╔══

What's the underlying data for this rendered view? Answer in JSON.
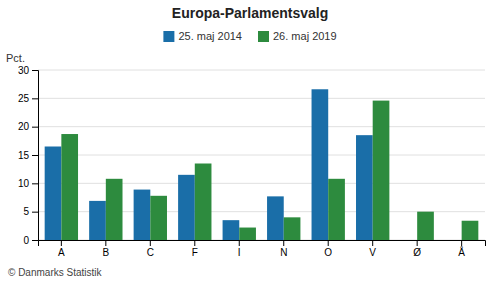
{
  "chart_data": {
    "type": "bar",
    "title": "Europa-Parlamentsvalg",
    "categories": [
      "A",
      "B",
      "C",
      "F",
      "I",
      "N",
      "O",
      "V",
      "Ø",
      "Å"
    ],
    "series": [
      {
        "name": "25. maj 2014",
        "color": "#1a6ea8",
        "values": [
          16.5,
          6.9,
          8.9,
          11.5,
          3.5,
          7.7,
          26.6,
          18.5,
          0,
          0
        ]
      },
      {
        "name": "26. maj 2019",
        "color": "#2d8b3e",
        "values": [
          18.7,
          10.8,
          7.8,
          13.5,
          2.2,
          4.0,
          10.8,
          24.6,
          5.0,
          3.4
        ]
      }
    ],
    "ylabel": "Pct.",
    "footer": "© Danmarks Statistik",
    "ylim": [
      0,
      30
    ],
    "yticks": [
      0,
      5,
      10,
      15,
      20,
      25,
      30
    ],
    "grid": true,
    "legend": "top"
  }
}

╚══

Exercise instructions: Quote the data above in full and without alteration; skip the pictures.

Complete output:
What's the underlying data for this rendered view? Answer in JSON.
{
  "chart_data": {
    "type": "bar",
    "title": "Europa-Parlamentsvalg",
    "categories": [
      "A",
      "B",
      "C",
      "F",
      "I",
      "N",
      "O",
      "V",
      "Ø",
      "Å"
    ],
    "series": [
      {
        "name": "25. maj 2014",
        "color": "#1a6ea8",
        "values": [
          16.5,
          6.9,
          8.9,
          11.5,
          3.5,
          7.7,
          26.6,
          18.5,
          0,
          0
        ]
      },
      {
        "name": "26. maj 2019",
        "color": "#2d8b3e",
        "values": [
          18.7,
          10.8,
          7.8,
          13.5,
          2.2,
          4.0,
          10.8,
          24.6,
          5.0,
          3.4
        ]
      }
    ],
    "ylabel": "Pct.",
    "footer": "© Danmarks Statistik",
    "ylim": [
      0,
      30
    ],
    "yticks": [
      0,
      5,
      10,
      15,
      20,
      25,
      30
    ],
    "grid": true,
    "legend": "top"
  }
}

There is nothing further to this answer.